● Aim
Each line containing the word "Watchdog" should be found and copied.

● Dataset entries

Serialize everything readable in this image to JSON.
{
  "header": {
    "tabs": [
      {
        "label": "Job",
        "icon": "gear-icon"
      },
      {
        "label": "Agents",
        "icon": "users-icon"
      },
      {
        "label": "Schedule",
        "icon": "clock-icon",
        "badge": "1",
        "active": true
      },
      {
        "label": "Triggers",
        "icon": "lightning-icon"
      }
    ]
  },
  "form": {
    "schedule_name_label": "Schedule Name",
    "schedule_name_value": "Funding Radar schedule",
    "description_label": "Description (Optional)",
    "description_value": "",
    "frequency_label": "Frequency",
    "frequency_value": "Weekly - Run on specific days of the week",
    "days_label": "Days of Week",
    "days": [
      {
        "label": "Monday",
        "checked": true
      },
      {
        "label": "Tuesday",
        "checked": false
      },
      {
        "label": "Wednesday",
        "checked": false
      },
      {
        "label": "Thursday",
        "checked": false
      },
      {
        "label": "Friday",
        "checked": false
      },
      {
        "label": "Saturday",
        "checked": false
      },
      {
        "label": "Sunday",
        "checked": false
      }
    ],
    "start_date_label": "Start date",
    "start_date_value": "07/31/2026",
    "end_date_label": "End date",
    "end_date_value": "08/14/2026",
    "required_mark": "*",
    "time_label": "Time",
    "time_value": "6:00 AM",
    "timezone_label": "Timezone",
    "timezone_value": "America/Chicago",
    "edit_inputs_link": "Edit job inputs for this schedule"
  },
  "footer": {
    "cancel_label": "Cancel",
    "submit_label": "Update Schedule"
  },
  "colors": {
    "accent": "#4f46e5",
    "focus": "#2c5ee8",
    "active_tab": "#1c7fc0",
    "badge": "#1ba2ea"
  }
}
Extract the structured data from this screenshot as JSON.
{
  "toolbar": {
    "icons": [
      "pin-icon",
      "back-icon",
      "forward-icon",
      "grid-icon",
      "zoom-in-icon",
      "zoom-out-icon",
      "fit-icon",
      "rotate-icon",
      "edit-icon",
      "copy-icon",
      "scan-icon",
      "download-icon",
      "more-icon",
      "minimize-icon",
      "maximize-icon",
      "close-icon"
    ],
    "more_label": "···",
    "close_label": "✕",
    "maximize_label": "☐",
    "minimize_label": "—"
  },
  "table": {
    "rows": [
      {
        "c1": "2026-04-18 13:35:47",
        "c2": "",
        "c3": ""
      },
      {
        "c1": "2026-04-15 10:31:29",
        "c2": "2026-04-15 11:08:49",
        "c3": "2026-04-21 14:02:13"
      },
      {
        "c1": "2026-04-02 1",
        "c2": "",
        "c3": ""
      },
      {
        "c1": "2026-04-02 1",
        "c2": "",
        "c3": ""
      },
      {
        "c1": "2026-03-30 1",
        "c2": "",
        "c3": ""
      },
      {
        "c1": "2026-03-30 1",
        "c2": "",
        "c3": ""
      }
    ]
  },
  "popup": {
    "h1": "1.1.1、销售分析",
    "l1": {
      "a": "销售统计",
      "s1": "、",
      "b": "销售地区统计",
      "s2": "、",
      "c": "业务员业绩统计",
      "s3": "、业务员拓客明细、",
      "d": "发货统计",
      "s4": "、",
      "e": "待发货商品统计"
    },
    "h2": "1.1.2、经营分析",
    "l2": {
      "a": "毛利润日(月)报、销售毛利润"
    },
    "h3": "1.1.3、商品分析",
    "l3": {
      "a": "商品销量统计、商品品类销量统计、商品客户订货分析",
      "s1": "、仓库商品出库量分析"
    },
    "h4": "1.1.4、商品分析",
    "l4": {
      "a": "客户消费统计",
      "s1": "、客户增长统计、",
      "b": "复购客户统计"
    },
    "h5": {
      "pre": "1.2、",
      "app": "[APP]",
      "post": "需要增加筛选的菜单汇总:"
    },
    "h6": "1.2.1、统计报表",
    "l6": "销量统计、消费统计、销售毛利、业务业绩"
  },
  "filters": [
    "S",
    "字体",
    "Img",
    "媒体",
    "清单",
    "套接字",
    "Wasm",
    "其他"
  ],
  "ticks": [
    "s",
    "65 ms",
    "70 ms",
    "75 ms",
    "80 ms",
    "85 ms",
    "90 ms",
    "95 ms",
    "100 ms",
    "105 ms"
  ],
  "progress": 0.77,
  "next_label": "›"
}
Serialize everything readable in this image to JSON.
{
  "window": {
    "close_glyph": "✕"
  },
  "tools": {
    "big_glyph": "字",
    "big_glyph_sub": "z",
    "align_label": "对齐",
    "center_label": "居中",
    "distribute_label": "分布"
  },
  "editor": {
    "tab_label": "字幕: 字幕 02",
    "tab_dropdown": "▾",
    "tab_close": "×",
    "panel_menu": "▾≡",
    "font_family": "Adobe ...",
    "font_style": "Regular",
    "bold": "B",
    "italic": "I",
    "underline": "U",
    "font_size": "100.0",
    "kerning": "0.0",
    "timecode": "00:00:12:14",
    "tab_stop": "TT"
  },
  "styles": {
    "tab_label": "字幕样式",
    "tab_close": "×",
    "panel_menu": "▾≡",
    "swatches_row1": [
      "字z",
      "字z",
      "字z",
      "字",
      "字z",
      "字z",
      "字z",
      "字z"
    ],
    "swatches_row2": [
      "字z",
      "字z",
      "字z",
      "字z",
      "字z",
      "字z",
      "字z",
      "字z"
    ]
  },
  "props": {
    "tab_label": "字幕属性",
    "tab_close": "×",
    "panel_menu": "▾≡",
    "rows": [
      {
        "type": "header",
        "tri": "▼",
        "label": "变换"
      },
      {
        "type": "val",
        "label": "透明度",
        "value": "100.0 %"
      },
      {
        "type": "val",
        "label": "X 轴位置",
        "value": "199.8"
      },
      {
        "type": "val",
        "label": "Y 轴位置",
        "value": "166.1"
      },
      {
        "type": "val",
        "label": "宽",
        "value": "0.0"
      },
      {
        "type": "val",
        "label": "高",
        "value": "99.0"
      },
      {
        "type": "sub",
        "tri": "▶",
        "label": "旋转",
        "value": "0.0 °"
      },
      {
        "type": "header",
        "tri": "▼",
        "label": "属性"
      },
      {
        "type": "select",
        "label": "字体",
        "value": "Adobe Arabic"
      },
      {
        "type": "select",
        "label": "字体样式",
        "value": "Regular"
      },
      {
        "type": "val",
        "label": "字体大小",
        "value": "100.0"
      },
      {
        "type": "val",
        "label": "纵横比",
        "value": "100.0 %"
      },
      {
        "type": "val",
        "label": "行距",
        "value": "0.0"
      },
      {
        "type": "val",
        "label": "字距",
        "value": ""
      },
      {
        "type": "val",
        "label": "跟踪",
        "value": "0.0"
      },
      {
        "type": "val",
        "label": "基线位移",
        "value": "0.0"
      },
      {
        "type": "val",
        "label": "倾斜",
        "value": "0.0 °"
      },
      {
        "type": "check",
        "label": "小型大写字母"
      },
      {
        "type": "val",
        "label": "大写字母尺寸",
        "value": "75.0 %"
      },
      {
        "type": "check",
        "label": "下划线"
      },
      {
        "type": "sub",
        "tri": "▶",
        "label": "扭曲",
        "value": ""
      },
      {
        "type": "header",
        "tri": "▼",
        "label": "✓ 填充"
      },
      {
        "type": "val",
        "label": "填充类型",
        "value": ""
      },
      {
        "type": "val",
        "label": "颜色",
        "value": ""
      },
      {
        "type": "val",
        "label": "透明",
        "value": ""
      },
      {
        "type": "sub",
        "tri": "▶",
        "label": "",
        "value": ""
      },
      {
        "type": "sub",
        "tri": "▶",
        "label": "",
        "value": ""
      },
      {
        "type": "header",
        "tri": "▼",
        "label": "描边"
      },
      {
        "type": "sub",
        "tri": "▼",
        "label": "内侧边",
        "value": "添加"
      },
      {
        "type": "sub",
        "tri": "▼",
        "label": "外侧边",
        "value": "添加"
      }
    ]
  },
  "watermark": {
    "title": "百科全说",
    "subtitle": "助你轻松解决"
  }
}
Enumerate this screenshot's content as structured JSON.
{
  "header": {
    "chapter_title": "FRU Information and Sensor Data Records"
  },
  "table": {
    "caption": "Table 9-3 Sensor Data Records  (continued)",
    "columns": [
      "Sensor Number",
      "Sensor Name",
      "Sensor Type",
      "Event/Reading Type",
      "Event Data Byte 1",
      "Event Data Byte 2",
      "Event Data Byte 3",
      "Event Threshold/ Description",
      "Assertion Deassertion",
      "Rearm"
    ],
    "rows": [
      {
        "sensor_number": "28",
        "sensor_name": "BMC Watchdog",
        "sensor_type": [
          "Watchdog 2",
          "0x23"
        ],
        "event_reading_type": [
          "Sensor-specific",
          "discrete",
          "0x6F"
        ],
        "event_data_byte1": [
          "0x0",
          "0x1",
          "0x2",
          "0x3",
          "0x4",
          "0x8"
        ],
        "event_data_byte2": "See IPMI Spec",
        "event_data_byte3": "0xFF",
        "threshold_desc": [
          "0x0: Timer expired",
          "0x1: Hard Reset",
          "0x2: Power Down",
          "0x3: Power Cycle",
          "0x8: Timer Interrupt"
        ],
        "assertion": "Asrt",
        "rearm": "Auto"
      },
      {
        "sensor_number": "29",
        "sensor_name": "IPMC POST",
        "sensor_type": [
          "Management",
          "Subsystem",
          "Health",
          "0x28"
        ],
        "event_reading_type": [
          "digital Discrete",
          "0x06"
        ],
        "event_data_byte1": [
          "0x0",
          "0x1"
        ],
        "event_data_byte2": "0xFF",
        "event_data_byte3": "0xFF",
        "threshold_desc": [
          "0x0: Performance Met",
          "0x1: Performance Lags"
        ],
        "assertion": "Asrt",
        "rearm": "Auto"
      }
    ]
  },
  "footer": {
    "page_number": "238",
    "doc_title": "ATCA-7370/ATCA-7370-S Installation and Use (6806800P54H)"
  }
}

● Final result
        "sensor_name": "BMC Watchdog",
          "Watchdog 2",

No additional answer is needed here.